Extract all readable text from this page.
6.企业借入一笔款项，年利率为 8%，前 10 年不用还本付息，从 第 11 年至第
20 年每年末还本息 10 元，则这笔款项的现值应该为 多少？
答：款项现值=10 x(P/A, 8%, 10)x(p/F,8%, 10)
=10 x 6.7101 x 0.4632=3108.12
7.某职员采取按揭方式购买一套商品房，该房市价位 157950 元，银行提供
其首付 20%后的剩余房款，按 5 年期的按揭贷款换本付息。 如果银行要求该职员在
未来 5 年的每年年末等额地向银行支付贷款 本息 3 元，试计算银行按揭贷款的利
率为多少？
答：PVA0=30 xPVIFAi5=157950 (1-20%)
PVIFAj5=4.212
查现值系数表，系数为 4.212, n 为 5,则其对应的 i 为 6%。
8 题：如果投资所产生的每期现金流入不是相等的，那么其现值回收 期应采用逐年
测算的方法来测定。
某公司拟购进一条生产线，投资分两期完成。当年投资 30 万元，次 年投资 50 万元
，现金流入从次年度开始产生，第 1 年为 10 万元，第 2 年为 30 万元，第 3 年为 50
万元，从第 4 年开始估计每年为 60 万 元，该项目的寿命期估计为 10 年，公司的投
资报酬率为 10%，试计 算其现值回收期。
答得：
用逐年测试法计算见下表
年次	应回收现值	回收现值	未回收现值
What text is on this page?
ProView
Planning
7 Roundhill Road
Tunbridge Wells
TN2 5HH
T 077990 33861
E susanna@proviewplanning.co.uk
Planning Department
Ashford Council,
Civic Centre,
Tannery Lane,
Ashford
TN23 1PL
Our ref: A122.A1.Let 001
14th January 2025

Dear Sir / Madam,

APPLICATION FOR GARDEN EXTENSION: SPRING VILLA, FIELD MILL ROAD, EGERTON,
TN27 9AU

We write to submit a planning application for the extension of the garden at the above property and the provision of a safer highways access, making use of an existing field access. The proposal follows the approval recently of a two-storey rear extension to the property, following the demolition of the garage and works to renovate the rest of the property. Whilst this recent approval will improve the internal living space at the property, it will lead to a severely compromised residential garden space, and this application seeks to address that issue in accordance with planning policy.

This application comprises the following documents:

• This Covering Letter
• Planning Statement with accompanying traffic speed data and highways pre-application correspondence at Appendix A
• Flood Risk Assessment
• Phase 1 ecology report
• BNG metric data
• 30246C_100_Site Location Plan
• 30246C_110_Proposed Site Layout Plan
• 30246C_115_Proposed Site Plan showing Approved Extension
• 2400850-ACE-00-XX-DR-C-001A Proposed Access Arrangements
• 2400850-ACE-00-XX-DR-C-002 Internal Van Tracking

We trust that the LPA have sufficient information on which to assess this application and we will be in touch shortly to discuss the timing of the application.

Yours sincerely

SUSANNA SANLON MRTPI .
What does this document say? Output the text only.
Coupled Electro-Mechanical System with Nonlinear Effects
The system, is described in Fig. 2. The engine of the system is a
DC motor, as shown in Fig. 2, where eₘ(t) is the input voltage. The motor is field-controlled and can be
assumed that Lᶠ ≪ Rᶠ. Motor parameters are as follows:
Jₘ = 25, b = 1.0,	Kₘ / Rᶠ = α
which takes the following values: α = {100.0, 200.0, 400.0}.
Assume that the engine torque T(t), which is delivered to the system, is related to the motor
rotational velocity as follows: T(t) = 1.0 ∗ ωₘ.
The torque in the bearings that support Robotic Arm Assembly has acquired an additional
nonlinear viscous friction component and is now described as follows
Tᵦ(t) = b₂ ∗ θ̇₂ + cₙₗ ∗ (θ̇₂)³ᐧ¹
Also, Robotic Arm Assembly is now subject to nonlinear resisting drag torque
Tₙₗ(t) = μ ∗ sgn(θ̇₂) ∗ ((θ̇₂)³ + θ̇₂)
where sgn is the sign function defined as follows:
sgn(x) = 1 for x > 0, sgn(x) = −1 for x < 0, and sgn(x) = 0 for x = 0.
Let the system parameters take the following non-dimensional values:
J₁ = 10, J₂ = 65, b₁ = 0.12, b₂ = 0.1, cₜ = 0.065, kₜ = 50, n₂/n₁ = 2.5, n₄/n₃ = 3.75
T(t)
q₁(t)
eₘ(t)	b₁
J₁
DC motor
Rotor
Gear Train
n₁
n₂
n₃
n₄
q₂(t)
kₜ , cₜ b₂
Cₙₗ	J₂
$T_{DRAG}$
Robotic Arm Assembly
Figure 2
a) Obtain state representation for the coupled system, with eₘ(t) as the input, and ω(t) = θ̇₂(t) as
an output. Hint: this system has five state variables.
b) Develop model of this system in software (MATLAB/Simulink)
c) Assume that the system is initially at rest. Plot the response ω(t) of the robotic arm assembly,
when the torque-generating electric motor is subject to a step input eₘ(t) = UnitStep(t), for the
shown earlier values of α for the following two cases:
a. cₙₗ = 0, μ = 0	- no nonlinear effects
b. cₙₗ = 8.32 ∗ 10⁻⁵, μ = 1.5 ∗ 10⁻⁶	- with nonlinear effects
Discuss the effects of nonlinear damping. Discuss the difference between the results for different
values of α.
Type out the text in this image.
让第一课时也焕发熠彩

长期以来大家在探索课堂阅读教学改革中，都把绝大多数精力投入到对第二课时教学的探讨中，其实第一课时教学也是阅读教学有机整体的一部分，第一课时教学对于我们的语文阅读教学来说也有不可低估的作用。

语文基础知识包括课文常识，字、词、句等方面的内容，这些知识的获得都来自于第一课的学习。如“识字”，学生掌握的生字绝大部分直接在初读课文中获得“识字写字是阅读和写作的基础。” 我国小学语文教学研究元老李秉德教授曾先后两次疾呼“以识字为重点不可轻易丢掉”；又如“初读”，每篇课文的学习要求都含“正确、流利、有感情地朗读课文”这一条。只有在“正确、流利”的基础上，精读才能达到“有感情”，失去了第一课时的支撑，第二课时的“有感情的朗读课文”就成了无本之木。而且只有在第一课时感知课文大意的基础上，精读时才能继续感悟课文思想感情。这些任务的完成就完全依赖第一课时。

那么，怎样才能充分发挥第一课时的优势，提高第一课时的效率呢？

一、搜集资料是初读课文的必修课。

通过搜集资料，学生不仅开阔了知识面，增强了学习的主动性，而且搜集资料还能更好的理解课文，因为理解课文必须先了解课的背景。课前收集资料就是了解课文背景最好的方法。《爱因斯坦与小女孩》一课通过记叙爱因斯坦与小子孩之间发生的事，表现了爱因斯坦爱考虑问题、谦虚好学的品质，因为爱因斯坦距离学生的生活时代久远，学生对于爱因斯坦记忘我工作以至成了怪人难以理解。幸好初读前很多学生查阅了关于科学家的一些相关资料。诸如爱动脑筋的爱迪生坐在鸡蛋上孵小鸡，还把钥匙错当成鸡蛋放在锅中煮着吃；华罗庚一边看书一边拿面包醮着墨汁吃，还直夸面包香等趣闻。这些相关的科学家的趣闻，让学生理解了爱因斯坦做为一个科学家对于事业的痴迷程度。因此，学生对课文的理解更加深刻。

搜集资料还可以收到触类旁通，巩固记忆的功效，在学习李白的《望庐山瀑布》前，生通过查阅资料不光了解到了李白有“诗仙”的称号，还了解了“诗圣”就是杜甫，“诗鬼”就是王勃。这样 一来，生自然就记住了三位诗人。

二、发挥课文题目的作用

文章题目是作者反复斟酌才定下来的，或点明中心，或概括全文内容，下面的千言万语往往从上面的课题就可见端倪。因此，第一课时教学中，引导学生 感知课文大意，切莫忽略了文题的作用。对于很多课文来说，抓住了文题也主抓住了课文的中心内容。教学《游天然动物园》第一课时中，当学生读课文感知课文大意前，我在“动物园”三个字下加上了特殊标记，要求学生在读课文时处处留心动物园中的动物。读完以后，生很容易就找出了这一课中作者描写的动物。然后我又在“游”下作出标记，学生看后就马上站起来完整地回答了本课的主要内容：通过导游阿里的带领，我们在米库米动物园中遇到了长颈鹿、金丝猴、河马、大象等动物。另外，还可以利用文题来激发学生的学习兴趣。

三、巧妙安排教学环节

---------------

### WORK TO BE COMPLETED:
Filter the entries down to the lines containing "where". Copy each of those lines.

### SOLUTION BELOW:
DC motor, as shown in Fig. 2, where eₘ(t) is the input voltage. The motor is field-controlled and can be
where sgn is the sign function defined as follows:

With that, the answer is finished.